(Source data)

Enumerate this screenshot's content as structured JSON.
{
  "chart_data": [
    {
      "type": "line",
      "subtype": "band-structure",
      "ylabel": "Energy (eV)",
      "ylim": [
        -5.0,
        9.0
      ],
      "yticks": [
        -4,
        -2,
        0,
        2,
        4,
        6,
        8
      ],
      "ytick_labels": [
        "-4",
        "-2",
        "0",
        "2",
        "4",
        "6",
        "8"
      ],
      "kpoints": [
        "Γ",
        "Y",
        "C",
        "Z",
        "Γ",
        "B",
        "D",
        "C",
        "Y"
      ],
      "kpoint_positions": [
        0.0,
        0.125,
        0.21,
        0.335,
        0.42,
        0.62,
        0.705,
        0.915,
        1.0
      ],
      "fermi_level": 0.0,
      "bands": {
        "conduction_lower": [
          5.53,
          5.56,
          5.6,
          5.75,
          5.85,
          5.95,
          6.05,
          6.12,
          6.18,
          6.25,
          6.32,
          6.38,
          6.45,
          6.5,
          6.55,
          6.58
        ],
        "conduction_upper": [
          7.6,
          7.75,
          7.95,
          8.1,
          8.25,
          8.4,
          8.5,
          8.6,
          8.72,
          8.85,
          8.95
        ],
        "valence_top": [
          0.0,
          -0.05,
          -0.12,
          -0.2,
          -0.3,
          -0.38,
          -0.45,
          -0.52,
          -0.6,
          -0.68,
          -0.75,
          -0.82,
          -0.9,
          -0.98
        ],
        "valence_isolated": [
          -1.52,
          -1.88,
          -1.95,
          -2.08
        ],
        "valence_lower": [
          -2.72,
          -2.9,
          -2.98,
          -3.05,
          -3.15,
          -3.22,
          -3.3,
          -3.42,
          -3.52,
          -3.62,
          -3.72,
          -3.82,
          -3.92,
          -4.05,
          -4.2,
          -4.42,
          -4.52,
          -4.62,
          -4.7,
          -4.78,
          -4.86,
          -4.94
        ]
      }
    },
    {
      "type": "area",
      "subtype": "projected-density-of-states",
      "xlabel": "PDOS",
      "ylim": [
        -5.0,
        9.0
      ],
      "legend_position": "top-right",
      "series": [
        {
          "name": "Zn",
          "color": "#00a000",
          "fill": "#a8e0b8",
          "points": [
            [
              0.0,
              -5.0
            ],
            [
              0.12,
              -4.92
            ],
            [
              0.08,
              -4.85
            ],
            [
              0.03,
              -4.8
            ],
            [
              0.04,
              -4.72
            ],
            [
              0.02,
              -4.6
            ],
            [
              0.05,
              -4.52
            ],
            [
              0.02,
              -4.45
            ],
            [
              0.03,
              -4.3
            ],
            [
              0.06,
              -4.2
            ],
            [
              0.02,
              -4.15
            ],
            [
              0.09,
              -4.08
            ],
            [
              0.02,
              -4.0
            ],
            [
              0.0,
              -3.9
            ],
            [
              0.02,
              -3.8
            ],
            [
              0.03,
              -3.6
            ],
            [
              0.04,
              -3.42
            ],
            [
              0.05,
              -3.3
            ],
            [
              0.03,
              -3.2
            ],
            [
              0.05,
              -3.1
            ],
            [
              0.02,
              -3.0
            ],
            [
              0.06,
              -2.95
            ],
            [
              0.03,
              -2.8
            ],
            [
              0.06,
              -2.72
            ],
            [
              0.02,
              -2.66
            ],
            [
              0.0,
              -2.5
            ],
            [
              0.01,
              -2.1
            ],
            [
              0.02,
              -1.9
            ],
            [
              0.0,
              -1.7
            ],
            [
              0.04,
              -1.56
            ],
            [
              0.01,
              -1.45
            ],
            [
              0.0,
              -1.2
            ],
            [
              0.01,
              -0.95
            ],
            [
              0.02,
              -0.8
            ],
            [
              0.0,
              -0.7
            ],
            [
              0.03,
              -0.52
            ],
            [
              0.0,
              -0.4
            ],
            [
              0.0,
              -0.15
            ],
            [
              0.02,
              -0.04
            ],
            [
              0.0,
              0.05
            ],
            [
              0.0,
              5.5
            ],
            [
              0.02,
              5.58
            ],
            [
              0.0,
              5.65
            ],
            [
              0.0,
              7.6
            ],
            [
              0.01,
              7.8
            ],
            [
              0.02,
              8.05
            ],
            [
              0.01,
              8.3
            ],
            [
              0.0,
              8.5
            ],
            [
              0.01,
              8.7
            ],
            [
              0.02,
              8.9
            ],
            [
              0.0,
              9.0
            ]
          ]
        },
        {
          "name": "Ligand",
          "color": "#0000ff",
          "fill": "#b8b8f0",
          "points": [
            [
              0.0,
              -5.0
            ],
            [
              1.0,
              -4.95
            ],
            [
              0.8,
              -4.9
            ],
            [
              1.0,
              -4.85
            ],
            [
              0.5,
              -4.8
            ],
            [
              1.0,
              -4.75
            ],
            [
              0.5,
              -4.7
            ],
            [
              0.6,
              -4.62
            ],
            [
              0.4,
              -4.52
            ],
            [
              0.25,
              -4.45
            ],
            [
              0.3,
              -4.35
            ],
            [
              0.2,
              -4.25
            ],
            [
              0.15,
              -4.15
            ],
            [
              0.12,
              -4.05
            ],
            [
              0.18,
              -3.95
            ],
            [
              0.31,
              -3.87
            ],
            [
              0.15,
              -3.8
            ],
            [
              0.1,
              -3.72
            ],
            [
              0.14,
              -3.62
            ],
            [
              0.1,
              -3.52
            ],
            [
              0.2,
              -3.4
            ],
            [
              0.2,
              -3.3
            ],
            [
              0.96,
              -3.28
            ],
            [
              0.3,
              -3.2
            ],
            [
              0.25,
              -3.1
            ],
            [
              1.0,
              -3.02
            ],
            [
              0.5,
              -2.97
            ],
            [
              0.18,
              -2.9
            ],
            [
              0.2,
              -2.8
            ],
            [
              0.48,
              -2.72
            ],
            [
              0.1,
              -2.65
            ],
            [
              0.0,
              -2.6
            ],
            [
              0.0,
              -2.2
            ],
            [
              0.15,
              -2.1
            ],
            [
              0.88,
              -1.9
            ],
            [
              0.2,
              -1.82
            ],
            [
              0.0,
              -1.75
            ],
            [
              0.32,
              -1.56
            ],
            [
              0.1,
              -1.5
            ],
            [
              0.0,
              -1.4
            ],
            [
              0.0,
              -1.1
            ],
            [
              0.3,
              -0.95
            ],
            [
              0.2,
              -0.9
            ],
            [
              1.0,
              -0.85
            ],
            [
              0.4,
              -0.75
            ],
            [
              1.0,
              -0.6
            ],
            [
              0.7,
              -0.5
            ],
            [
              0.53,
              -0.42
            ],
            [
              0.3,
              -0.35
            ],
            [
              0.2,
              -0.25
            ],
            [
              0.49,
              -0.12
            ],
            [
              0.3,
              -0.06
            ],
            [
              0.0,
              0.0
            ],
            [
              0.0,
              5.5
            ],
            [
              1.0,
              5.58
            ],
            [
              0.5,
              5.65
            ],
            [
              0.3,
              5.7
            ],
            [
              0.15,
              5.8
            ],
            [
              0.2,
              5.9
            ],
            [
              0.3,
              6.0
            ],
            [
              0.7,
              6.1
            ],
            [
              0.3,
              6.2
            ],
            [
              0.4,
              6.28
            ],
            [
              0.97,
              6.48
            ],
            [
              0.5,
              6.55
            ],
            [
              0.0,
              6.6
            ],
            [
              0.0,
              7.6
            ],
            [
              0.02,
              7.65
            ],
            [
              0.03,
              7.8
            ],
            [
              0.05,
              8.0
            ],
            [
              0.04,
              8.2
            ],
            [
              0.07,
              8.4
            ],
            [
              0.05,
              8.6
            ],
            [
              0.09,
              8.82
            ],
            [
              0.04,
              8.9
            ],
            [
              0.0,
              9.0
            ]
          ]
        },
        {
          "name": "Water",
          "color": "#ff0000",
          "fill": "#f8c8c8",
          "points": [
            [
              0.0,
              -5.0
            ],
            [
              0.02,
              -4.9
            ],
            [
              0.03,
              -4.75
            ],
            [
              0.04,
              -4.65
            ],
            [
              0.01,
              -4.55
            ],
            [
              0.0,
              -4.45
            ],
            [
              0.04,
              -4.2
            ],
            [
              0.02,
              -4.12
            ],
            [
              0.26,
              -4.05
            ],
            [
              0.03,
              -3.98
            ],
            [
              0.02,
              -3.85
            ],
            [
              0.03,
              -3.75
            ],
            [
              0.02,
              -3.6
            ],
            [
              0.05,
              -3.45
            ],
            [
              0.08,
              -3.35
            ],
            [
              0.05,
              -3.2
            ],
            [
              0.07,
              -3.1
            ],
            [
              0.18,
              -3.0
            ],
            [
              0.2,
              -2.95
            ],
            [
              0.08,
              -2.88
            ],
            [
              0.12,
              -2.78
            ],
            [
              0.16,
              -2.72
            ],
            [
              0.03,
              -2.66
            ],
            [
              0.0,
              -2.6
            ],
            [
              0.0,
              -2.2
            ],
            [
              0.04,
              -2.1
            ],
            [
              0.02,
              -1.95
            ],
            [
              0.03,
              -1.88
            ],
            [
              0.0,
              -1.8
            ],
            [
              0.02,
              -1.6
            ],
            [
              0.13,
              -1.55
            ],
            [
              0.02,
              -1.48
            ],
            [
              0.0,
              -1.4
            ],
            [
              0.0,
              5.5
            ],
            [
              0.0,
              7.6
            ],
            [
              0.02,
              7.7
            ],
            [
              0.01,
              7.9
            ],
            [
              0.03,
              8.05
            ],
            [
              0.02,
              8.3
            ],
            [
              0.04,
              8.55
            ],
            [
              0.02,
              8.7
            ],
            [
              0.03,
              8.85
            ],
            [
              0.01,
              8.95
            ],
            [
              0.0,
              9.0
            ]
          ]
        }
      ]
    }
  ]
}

Short exercise: Reproduce each line of the material containing the word "color".

Reply:
          "color": "#00a000",
          "color": "#0000ff",
          "color": "#ff0000",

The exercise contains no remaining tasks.